> EXERCISE
Reproduce all the lines exactly as they stand, apart from the pictures.

> SUPPLIED ENTRIES
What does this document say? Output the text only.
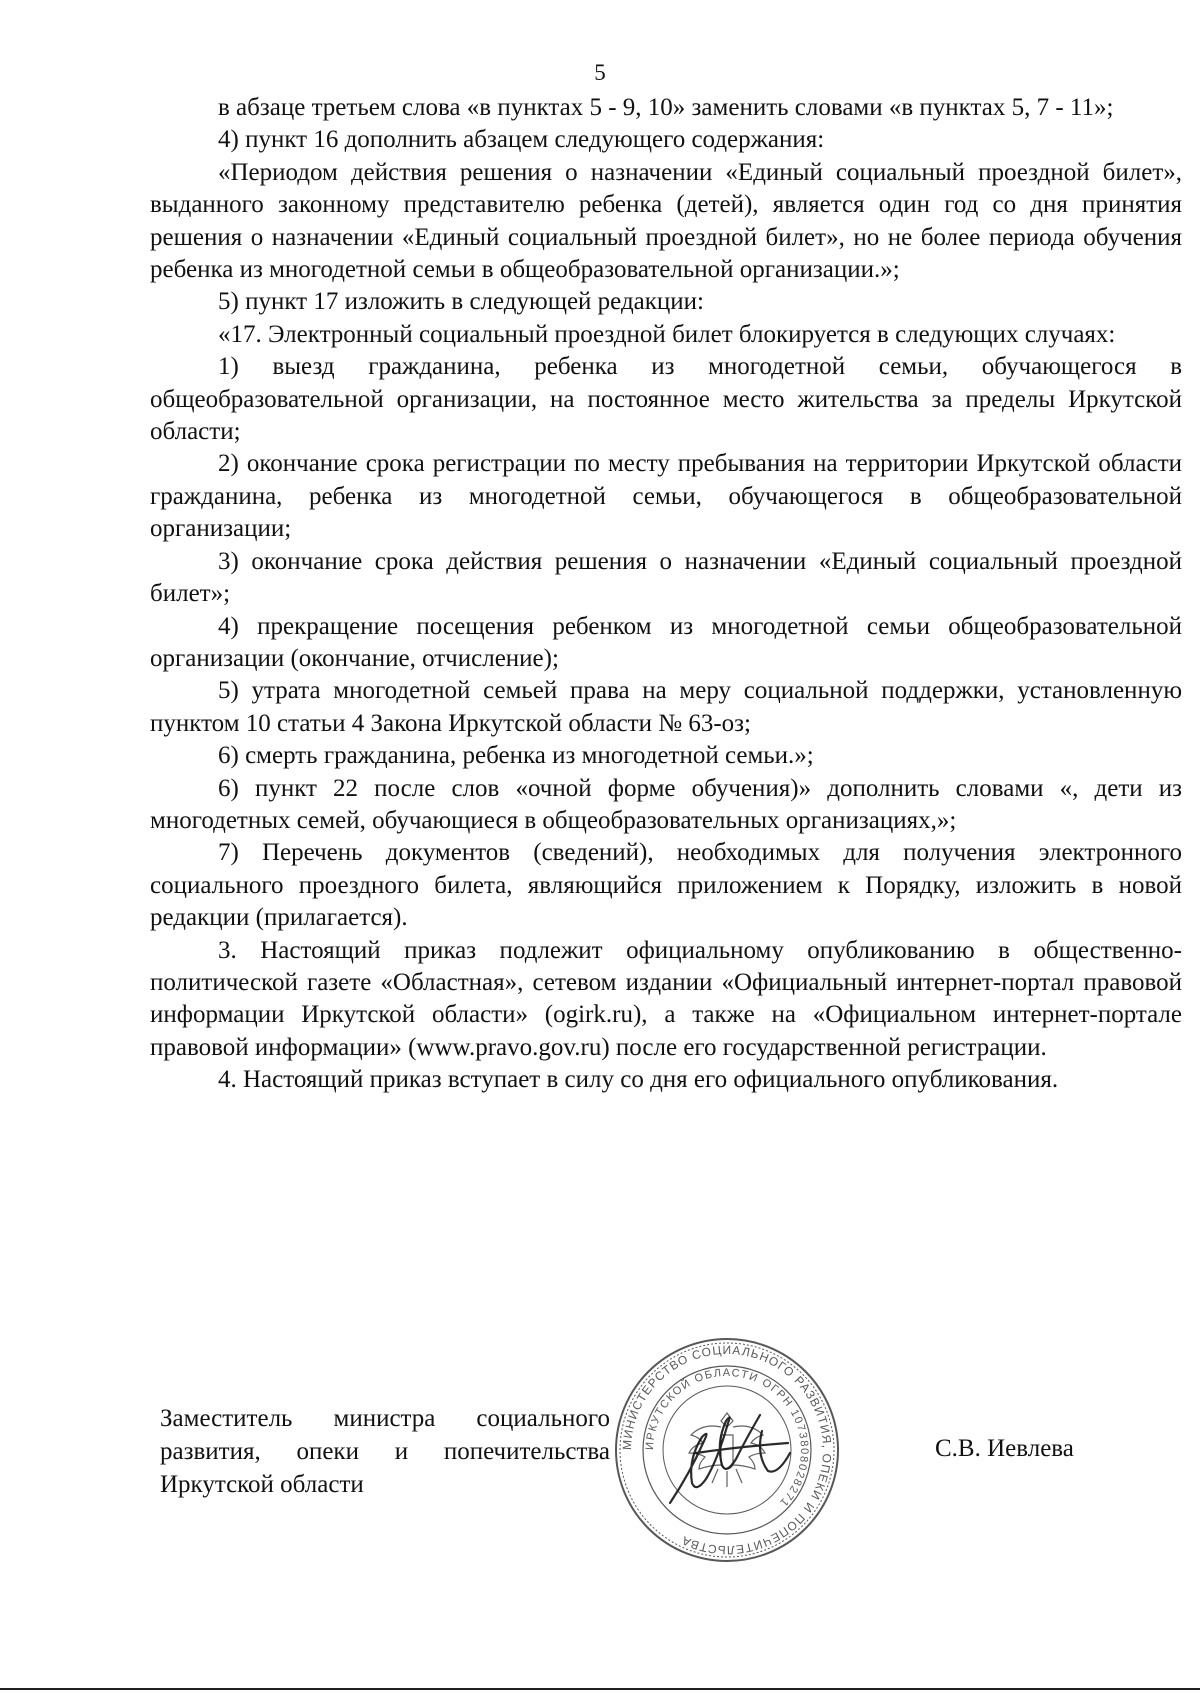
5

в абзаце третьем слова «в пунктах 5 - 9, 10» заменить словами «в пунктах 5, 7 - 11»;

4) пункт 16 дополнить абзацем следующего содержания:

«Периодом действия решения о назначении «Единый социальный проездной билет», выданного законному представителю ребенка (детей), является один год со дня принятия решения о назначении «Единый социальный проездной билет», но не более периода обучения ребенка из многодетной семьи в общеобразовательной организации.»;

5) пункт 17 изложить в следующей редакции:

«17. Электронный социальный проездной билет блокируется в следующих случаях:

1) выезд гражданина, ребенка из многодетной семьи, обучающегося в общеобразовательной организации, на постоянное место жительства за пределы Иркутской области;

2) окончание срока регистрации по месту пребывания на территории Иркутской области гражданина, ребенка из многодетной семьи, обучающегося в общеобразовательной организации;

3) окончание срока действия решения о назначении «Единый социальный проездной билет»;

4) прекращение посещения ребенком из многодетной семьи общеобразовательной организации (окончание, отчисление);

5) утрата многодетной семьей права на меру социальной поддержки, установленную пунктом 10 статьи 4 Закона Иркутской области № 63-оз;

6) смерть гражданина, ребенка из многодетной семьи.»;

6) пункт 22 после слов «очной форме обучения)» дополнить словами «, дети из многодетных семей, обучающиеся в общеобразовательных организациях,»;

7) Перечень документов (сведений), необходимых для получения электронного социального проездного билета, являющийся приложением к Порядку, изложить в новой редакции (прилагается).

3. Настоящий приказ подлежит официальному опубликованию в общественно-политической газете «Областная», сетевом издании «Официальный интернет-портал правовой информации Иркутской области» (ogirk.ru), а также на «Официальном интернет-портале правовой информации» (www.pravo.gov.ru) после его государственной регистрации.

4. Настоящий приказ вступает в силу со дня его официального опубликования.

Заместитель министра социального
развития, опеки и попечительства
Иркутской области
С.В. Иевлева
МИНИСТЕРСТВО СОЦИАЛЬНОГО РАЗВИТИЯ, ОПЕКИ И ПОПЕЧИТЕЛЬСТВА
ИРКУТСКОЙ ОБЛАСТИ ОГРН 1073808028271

> ANSWER TO THE TASK
What does this document say? Output the text only.
5

в абзаце третьем слова «в пунктах 5 - 9, 10» заменить словами «в пунктах 5, 7 - 11»;

4) пункт 16 дополнить абзацем следующего содержания:

«Периодом действия решения о назначении «Единый социальный проездной билет», выданного законному представителю ребенка (детей), является один год со дня принятия решения о назначении «Единый социальный проездной билет», но не более периода обучения ребенка из многодетной семьи в общеобразовательной организации.»;

5) пункт 17 изложить в следующей редакции:

«17. Электронный социальный проездной билет блокируется в следующих случаях:

1) выезд гражданина, ребенка из многодетной семьи, обучающегося в общеобразовательной организации, на постоянное место жительства за пределы Иркутской области;

2) окончание срока регистрации по месту пребывания на территории Иркутской области гражданина, ребенка из многодетной семьи, обучающегося в общеобразовательной организации;

3) окончание срока действия решения о назначении «Единый социальный проездной билет»;

4) прекращение посещения ребенком из многодетной семьи общеобразовательной организации (окончание, отчисление);

5) утрата многодетной семьей права на меру социальной поддержки, установленную пунктом 10 статьи 4 Закона Иркутской области № 63-оз;

6) смерть гражданина, ребенка из многодетной семьи.»;

6) пункт 22 после слов «очной форме обучения)» дополнить словами «, дети из многодетных семей, обучающиеся в общеобразовательных организациях,»;

7) Перечень документов (сведений), необходимых для получения электронного социального проездного билета, являющийся приложением к Порядку, изложить в новой редакции (прилагается).

3. Настоящий приказ подлежит официальному опубликованию в общественно-политической газете «Областная», сетевом издании «Официальный интернет-портал правовой информации Иркутской области» (ogirk.ru), а также на «Официальном интернет-портале правовой информации» (www.pravo.gov.ru) после его государственной регистрации.

4. Настоящий приказ вступает в силу со дня его официального опубликования.

Заместитель министра социального
развития, опеки и попечительства
Иркутской области
С.В. Иевлева
МИНИСТЕРСТВО СОЦИАЛЬНОГО РАЗВИТИЯ, ОПЕКИ И ПОПЕЧИТЕЛЬСТВА
ИРКУТСКОЙ ОБЛАСТИ ОГРН 1073808028271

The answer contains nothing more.